Datos =
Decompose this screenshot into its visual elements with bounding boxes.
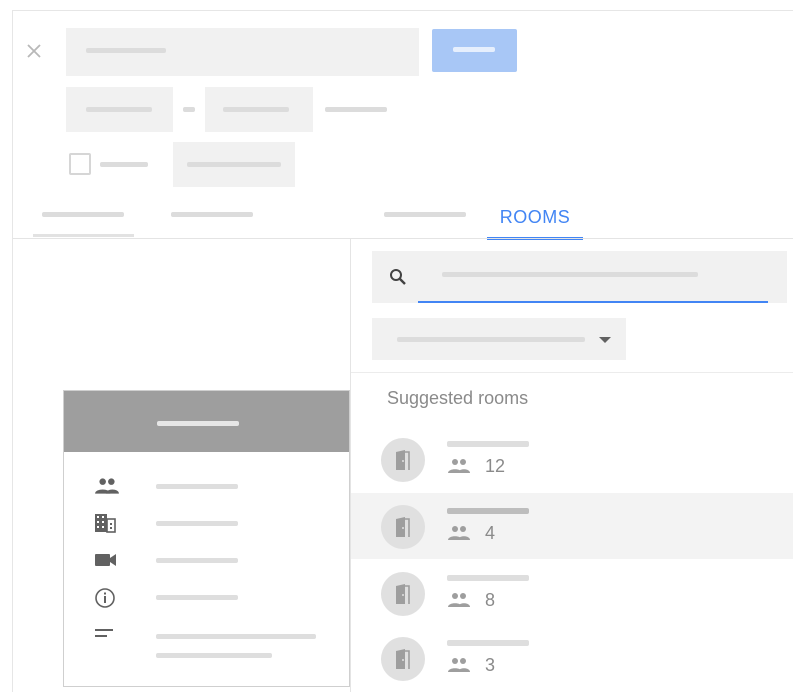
timezone-label (325, 107, 387, 112)
tab-rooms-label: ROOMS (499, 207, 571, 227)
repeat-dropdown[interactable] (173, 142, 295, 187)
room-avatar (381, 572, 425, 616)
start-date-field[interactable] (66, 87, 173, 132)
door-icon (396, 584, 410, 604)
close-icon[interactable] (23, 40, 45, 62)
all-day-label (100, 162, 148, 167)
room-search-box[interactable] (372, 251, 787, 303)
video-camera-icon (95, 554, 116, 566)
tab-event-details[interactable] (42, 212, 124, 217)
room-capacity: 8 (485, 590, 496, 610)
people-icon (95, 478, 119, 494)
room-avatar (381, 505, 425, 549)
people-icon (448, 526, 470, 540)
room-building-row (64, 509, 349, 539)
room-row[interactable]: 8 (351, 560, 793, 626)
room-name (447, 640, 529, 646)
room-capacity: 3 (485, 655, 496, 675)
date-separator (183, 107, 195, 112)
suggested-rooms-heading: Suggested rooms (387, 388, 529, 408)
room-avatar (381, 637, 425, 681)
room-capacity-row (64, 472, 349, 502)
building-filter-dropdown[interactable] (372, 318, 626, 360)
room-description-row (64, 623, 349, 673)
room-name (447, 575, 529, 581)
tabs-divider (13, 238, 793, 239)
room-info-row (64, 583, 349, 613)
rooms-divider (351, 372, 793, 373)
room-details-card (63, 390, 350, 687)
tab-guests[interactable] (171, 212, 253, 217)
room-search-input[interactable] (418, 251, 768, 303)
people-icon (448, 658, 470, 672)
room-details-title (157, 421, 239, 426)
dropdown-arrow-icon (599, 337, 611, 343)
end-date-field[interactable] (205, 87, 313, 132)
door-icon (396, 517, 410, 537)
tab-event-details-underline (33, 234, 134, 237)
description-icon (95, 629, 113, 637)
event-title-field[interactable] (66, 28, 419, 76)
room-name (447, 441, 529, 447)
room-name (447, 508, 529, 514)
search-icon (390, 269, 406, 285)
info-icon (95, 588, 115, 608)
room-capacity: 4 (485, 523, 496, 543)
tab-rooms[interactable]: ROOMS (487, 204, 583, 240)
door-icon (396, 649, 410, 669)
room-details-header (64, 391, 349, 452)
room-capacity: 12 (485, 456, 506, 476)
people-icon (448, 593, 470, 607)
room-row[interactable]: 3 (351, 625, 793, 691)
people-icon (448, 459, 470, 473)
room-avatar (381, 438, 425, 482)
building-icon (95, 514, 116, 533)
all-day-checkbox[interactable] (69, 153, 91, 175)
door-icon (396, 450, 410, 470)
room-video-row (64, 546, 349, 576)
tab-find-time[interactable] (384, 212, 466, 217)
room-row-selected[interactable]: 4 (351, 493, 793, 559)
room-row[interactable]: 12 (351, 426, 793, 492)
save-button[interactable] (432, 29, 517, 72)
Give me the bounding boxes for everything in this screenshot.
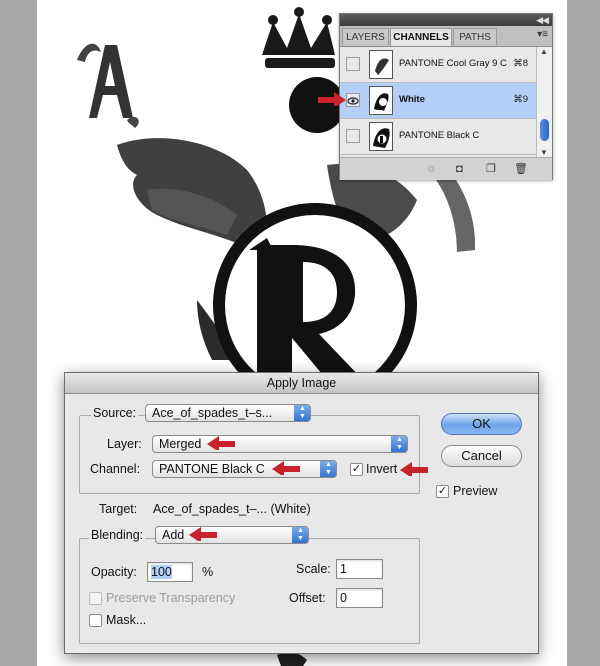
channels-panel: ◀◀ LAYERS CHANNELS PATHS ▾≡ PANTONE Cool… bbox=[339, 13, 553, 180]
channel-dropdown[interactable]: PANTONE Black C ▲ ▼ bbox=[152, 460, 337, 478]
channel-row-cool-gray[interactable]: PANTONE Cool Gray 9 C ⌘8 bbox=[340, 47, 536, 83]
channel-name: PANTONE Black C bbox=[399, 130, 480, 141]
channel-name: White bbox=[399, 94, 425, 105]
offset-label: Offset: bbox=[289, 591, 326, 605]
annotation-arrow-icon bbox=[207, 436, 235, 450]
annotation-arrow-icon bbox=[272, 461, 300, 475]
dialog-title: Apply Image bbox=[65, 373, 538, 394]
channel-row-white[interactable]: White ⌘9 bbox=[340, 83, 536, 119]
channel-shortcut: ⌘9 bbox=[513, 94, 528, 105]
source-dropdown[interactable]: Ace_of_spades_t–s... ▲ ▼ bbox=[145, 404, 311, 422]
opacity-label: Opacity: bbox=[91, 565, 137, 579]
save-selection-icon[interactable]: ◘ bbox=[456, 163, 463, 175]
new-channel-icon[interactable]: ❐ bbox=[486, 163, 496, 175]
opacity-value: 100 bbox=[151, 565, 172, 579]
mask-checkbox[interactable] bbox=[89, 614, 102, 627]
collapse-icon[interactable]: ◀◀ bbox=[536, 14, 549, 26]
source-label: Source: bbox=[91, 406, 139, 420]
chevron-updown-icon: ▲ ▼ bbox=[294, 405, 310, 421]
offset-value: 0 bbox=[340, 591, 347, 605]
mask-label: Mask... bbox=[106, 613, 147, 627]
annotation-arrow-icon bbox=[189, 527, 217, 541]
crown bbox=[262, 7, 335, 68]
tab-channels[interactable]: CHANNELS bbox=[390, 28, 452, 46]
panel-tab-bar: LAYERS CHANNELS PATHS ▾≡ bbox=[340, 26, 552, 47]
chevron-updown-icon: ▲ ▼ bbox=[391, 436, 407, 452]
channel-name: PANTONE Cool Gray 9 C bbox=[399, 58, 507, 69]
blending-dropdown[interactable]: Add ▲ ▼ bbox=[155, 526, 309, 544]
panel-menu-icon[interactable]: ▾≡ bbox=[537, 29, 548, 40]
opacity-input[interactable]: 100 bbox=[147, 562, 193, 582]
preserve-transparency-label: Preserve Transparency bbox=[106, 591, 236, 605]
cancel-button[interactable]: Cancel bbox=[441, 445, 522, 467]
scroll-down-icon[interactable]: ▼ bbox=[540, 148, 548, 157]
scroll-up-icon[interactable]: ▲ bbox=[540, 47, 548, 56]
trash-icon[interactable]: 🗑 bbox=[514, 163, 528, 175]
visibility-toggle[interactable] bbox=[346, 57, 360, 71]
scroll-thumb[interactable] bbox=[540, 119, 549, 141]
invert-checkbox[interactable]: ✓ bbox=[350, 463, 363, 476]
load-selection-icon[interactable]: ◌ bbox=[428, 163, 435, 175]
source-group bbox=[79, 415, 420, 494]
ornate-letter-a bbox=[77, 43, 139, 128]
layer-label: Layer: bbox=[107, 437, 142, 451]
scale-value: 1 bbox=[340, 562, 347, 576]
bottom-ornament bbox=[277, 652, 307, 666]
target-label: Target: bbox=[99, 502, 138, 516]
preview-checkbox[interactable]: ✓ bbox=[436, 485, 449, 498]
blending-label: Blending: bbox=[89, 528, 146, 542]
tab-layers[interactable]: LAYERS bbox=[342, 28, 389, 45]
channel-label: Channel: bbox=[90, 462, 141, 476]
preview-label: Preview bbox=[453, 484, 498, 498]
layer-dropdown[interactable]: Merged ▲ ▼ bbox=[152, 435, 408, 453]
target-value: Ace_of_spades_t–... (White) bbox=[153, 502, 311, 516]
channel-value: PANTONE Black C bbox=[159, 462, 265, 476]
annotation-arrow-icon bbox=[318, 92, 346, 106]
channel-thumbnail bbox=[369, 50, 393, 79]
channel-thumbnail bbox=[369, 122, 393, 151]
apply-image-dialog: Apply Image Source: Ace_of_spades_t–s...… bbox=[64, 372, 539, 654]
offset-input[interactable]: 0 bbox=[336, 588, 383, 608]
ok-button[interactable]: OK bbox=[441, 413, 522, 435]
panel-scrollbar[interactable]: ▲ ▼ bbox=[536, 47, 552, 157]
source-value: Ace_of_spades_t–s... bbox=[152, 406, 273, 420]
eye-icon[interactable] bbox=[346, 93, 360, 107]
tab-paths[interactable]: PATHS bbox=[453, 28, 497, 45]
panel-footer: ◌ ◘ ❐ 🗑 bbox=[340, 157, 552, 180]
channel-shortcut: ⌘8 bbox=[513, 58, 528, 69]
scale-input[interactable]: 1 bbox=[336, 559, 383, 579]
channel-row-black[interactable]: PANTONE Black C bbox=[340, 119, 536, 155]
chevron-updown-icon: ▲ ▼ bbox=[292, 527, 308, 543]
chevron-updown-icon: ▲ ▼ bbox=[320, 461, 336, 477]
layer-value: Merged bbox=[159, 437, 202, 451]
opacity-unit: % bbox=[202, 565, 214, 579]
scale-label: Scale: bbox=[296, 562, 331, 576]
channel-list: PANTONE Cool Gray 9 C ⌘8 White ⌘9 PANTON… bbox=[340, 47, 536, 157]
annotation-arrow-icon bbox=[400, 462, 428, 476]
invert-label: Invert bbox=[366, 462, 398, 476]
visibility-toggle[interactable] bbox=[346, 129, 360, 143]
panel-title-bar[interactable]: ◀◀ bbox=[340, 14, 552, 26]
preserve-transparency-checkbox[interactable] bbox=[89, 592, 102, 605]
channel-thumbnail bbox=[369, 86, 393, 115]
blending-value: Add bbox=[162, 528, 185, 542]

Ejercicio planteado = Copia de nuevo, sin ningún cambio, las líneas que van desde la que contiene "timezone-label (325, 107, 387, 112)" hasta la que contiene "people-icon (95, 478, 119, 494)", incluidas ambas.

Solución escrita =
timezone-label (325, 107, 387, 112)
tab-rooms-label: ROOMS (499, 207, 571, 227)
repeat-dropdown[interactable] (173, 142, 295, 187)
room-avatar (381, 572, 425, 616)
start-date-field[interactable] (66, 87, 173, 132)
door-icon (396, 584, 410, 604)
close-icon[interactable] (23, 40, 45, 62)
all-day-label (100, 162, 148, 167)
room-search-box[interactable] (372, 251, 787, 303)
video-camera-icon (95, 554, 116, 566)
tab-event-details[interactable] (42, 212, 124, 217)
room-capacity: 8 (485, 590, 496, 610)
people-icon (95, 478, 119, 494)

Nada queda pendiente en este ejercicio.